Set exercise ▸ Go through the listing and pick out each line with the word "What" in it.
— START Recorded data —
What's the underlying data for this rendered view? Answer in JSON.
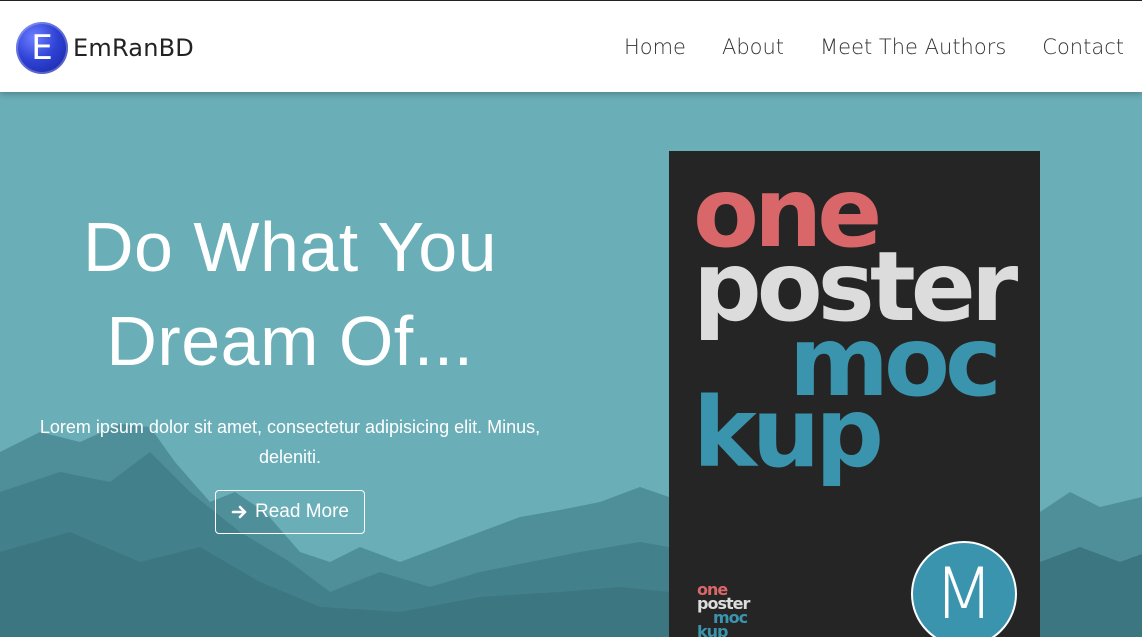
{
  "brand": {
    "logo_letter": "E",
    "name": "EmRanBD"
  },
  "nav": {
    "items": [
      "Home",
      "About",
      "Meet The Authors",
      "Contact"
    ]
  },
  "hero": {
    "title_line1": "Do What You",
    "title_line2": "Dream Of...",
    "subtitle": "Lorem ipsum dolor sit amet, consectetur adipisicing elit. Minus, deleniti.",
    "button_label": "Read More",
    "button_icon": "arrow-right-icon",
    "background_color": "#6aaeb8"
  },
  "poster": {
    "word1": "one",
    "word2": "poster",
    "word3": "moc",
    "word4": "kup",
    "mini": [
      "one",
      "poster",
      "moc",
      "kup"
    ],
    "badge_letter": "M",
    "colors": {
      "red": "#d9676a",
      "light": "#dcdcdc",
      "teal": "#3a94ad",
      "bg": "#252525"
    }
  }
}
— END Recorded data —
Written response ▸
What's the underlying data for this rendered view? Answer in JSON.
    "title_line1": "Do What You",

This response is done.